--- WHAT YOU ARE ASKED TO DO ---
Write out the passage of the sniffer dog search text from "On November 7, 2002, police" up to and including "the school gymnasiums.", word for word.

BEGIN DOCUMENT TEXT

In a recent case, the Supreme Court of Canada examined whether a drug-detector or “sniffer” dog search of student property undertaken by the police at a school was reasonable. On April 25, 2008, the Court released its decision that the search violated provisions of the Canadian Charter of Rights and Freedoms, protecting against unreasonable search and seizure.

The principal of St. Patrick’s High School in Sarnia had issued a standing invitation to the Sarnia Police Force to come into the school, if they had drug-detector dogs available, to conduct a search. St. Patrick’s High School had a zero tolerance policy for drugs. Students were aware of the policy and were also aware that, to enforce the policy, the school authorities could resort to the use of police officers with drug-detector dogs.

On November 7, 2002, police officers from the City of Sarnia Police Force and the Ontario Provincial Police arrived at the school. The principal was not aware that the police were coming to the school. The officers arrived with their dog and asked for permission to search for drugs. The principal gave them that permission and, to facilitate the search, announced over the school’s P.A. system that a search was about to be conducted, and directed students to remain in their classrooms while the search was carried out. The police conducted the search in a manner they determined to be appropriate and, once finished, asked the principal if there were other areas he wanted searched. He directed the officers to one of the school gymnasiums.

END DOCUMENT TEXT
BEGIN ENTRIES SUPPLIED

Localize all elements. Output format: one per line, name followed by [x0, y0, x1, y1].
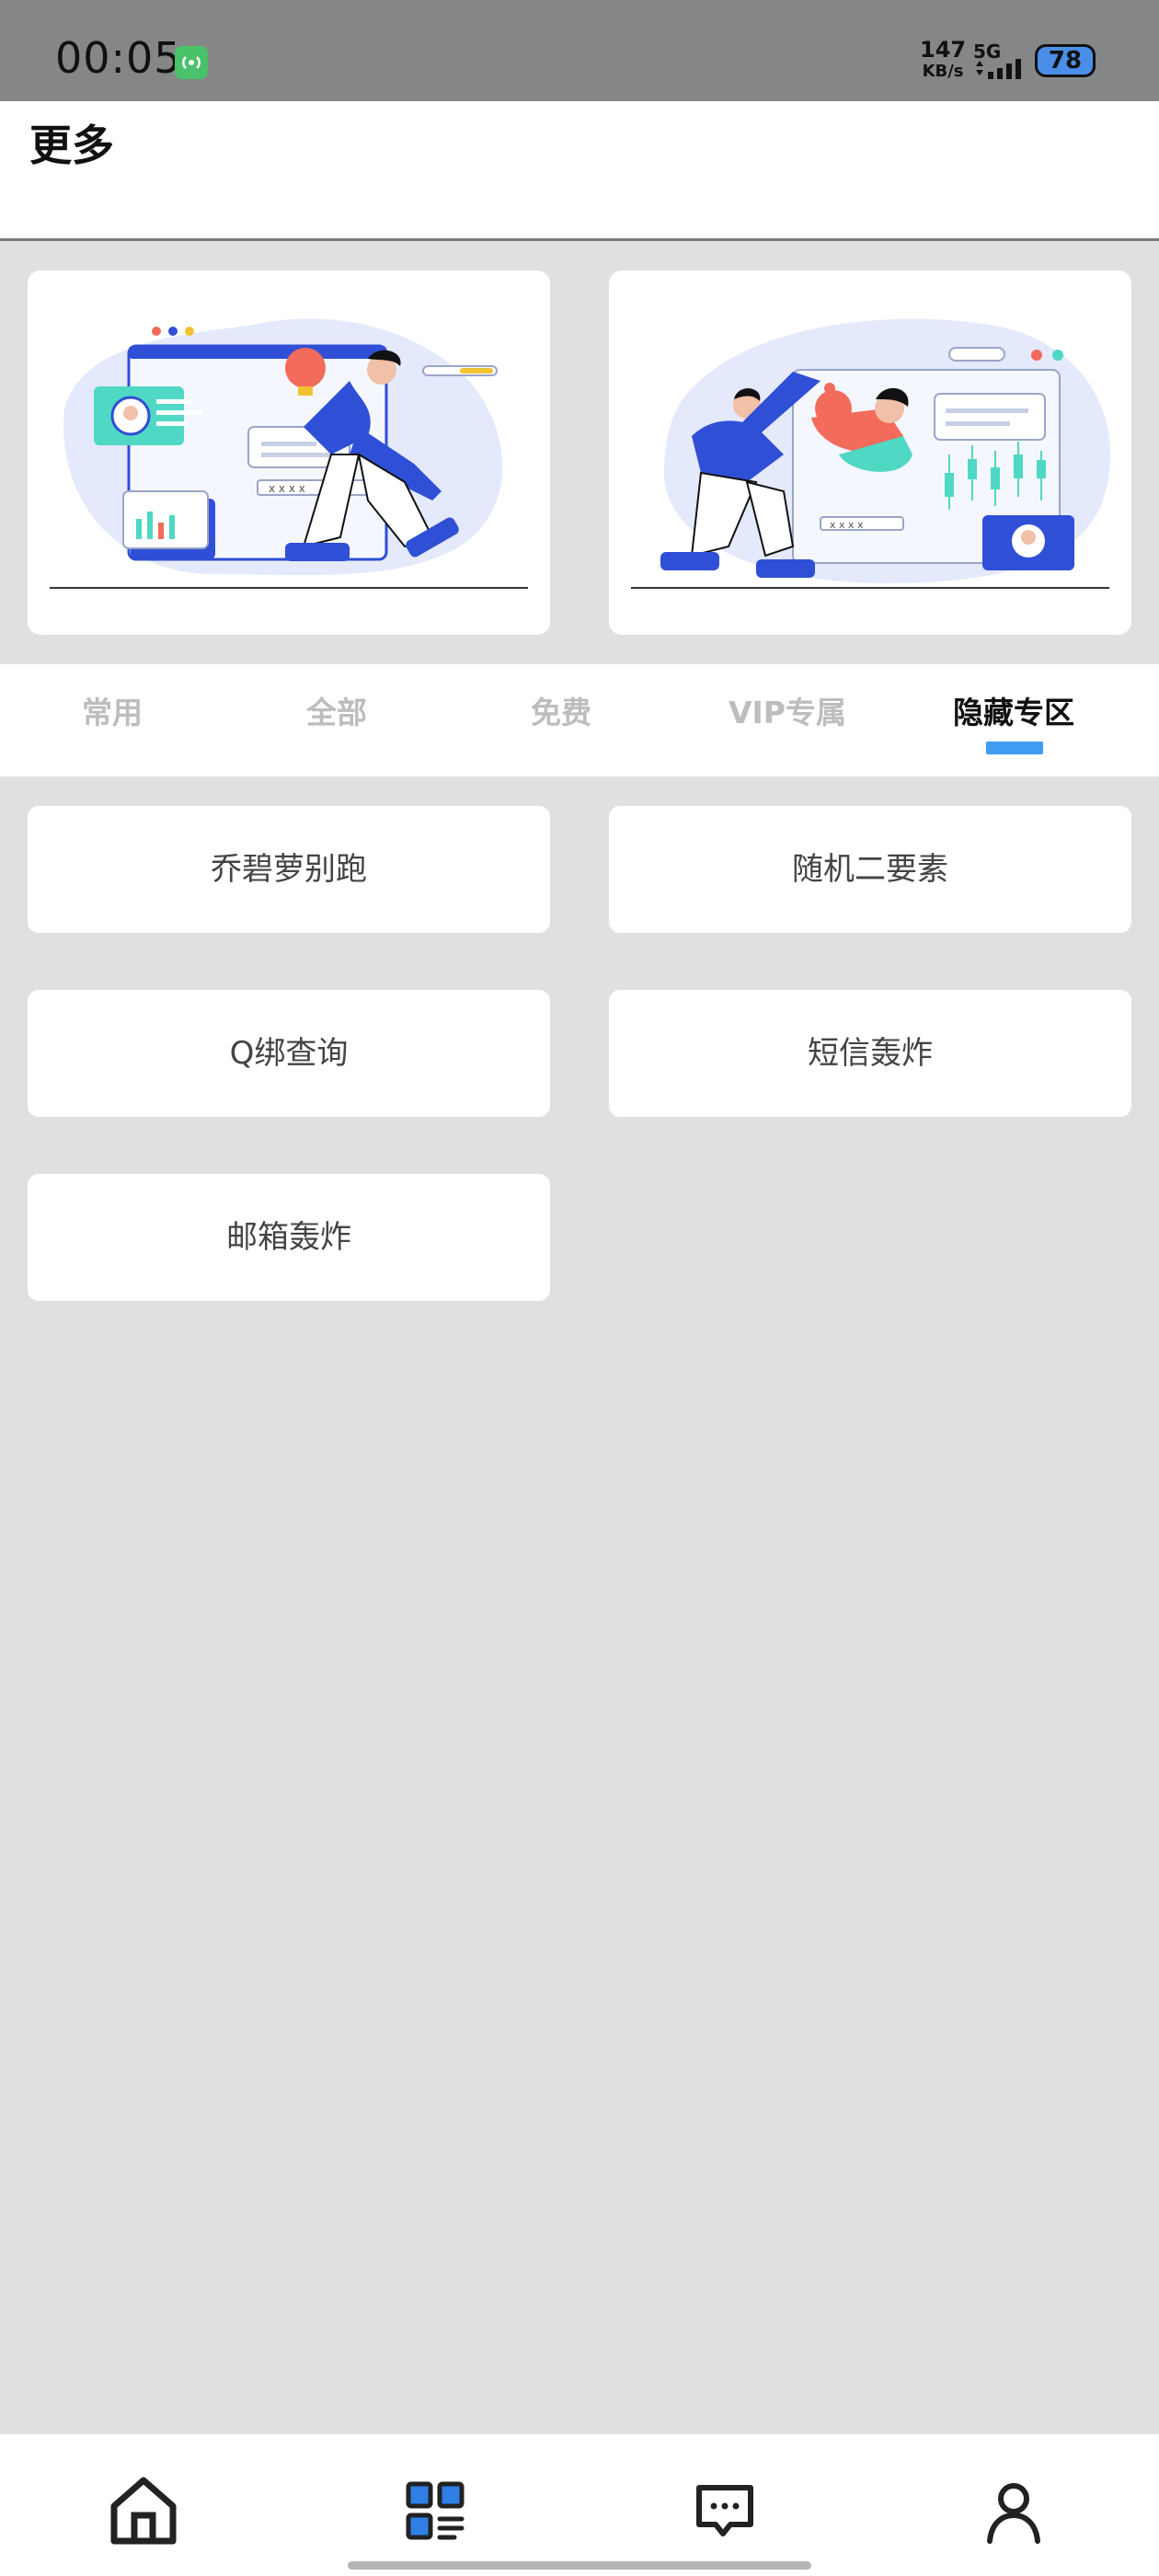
- speed-unit: KB/s: [922, 62, 964, 81]
- message-icon[interactable]: [686, 2471, 763, 2548]
- signal-icon: [976, 59, 1021, 79]
- status-time: 00:05: [55, 33, 182, 83]
- bottom-nav: [0, 2433, 1159, 2576]
- network-speed: 147 KB/s: [920, 39, 966, 83]
- screen: 00:05 147 KB/s 5G 78 更多 x x x x x x x x …: [0, 0, 1159, 2576]
- active-tab-indicator: [986, 742, 1043, 754]
- illustration-person-lightbulb: x x x x: [50, 318, 528, 589]
- feature-button-2[interactable]: 随机二要素: [609, 806, 1131, 933]
- feature-button-4[interactable]: 短信轰炸: [609, 990, 1131, 1117]
- svg-text:x x x x: x x x x: [830, 519, 864, 531]
- tab-free[interactable]: 免费: [449, 688, 673, 732]
- tab-vip[interactable]: VIP专属: [675, 688, 900, 732]
- hotspot-icon: [175, 46, 208, 79]
- banner-card-2[interactable]: x x x x: [609, 270, 1131, 635]
- header: 更多: [0, 101, 1159, 241]
- battery-icon: 78: [1035, 44, 1096, 77]
- feature-button-3[interactable]: Q绑查询: [28, 990, 550, 1117]
- category-tabs: 常用 全部 免费 VIP专属 隐藏专区: [0, 664, 1159, 776]
- page-title: 更多: [29, 121, 114, 170]
- apps-icon[interactable]: [396, 2471, 473, 2548]
- svg-text:x x x x: x x x x: [269, 482, 305, 495]
- profile-icon[interactable]: [975, 2471, 1052, 2548]
- tab-hidden[interactable]: 隐藏专区: [901, 688, 1126, 732]
- tab-common[interactable]: 常用: [0, 688, 224, 732]
- speed-value: 147: [920, 37, 967, 63]
- banner-card-1[interactable]: x x x x: [28, 270, 550, 635]
- home-indicator[interactable]: [348, 2561, 811, 2570]
- status-bar: 00:05 147 KB/s 5G 78: [0, 0, 1159, 101]
- home-icon[interactable]: [105, 2471, 182, 2548]
- tab-all[interactable]: 全部: [224, 688, 449, 732]
- illustration-people-dashboard: x x x x: [631, 318, 1110, 589]
- feature-button-1[interactable]: 乔碧萝别跑: [28, 806, 550, 933]
- feature-button-5[interactable]: 邮箱轰炸: [28, 1174, 550, 1301]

END ENTRIES SUPPLIED

--- FINAL RESULT ---
On November 7, 2002, police officers from the City of Sarnia Police Force and the Ontario Provincial Police arrived at the school. The principal was not aware that the police were coming to the school. The officers arrived with their dog and asked for permission to search for drugs. The principal gave them that permission and, to facilitate the search, announced over the school’s P.A. system that a search was about to be conducted, and directed students to remain in their classrooms while the search was carried out. The police conducted the search in a manner they determined to be appropriate and, once finished, asked the principal if there were other areas he wanted searched. He directed the officers to one of the school gymnasiums.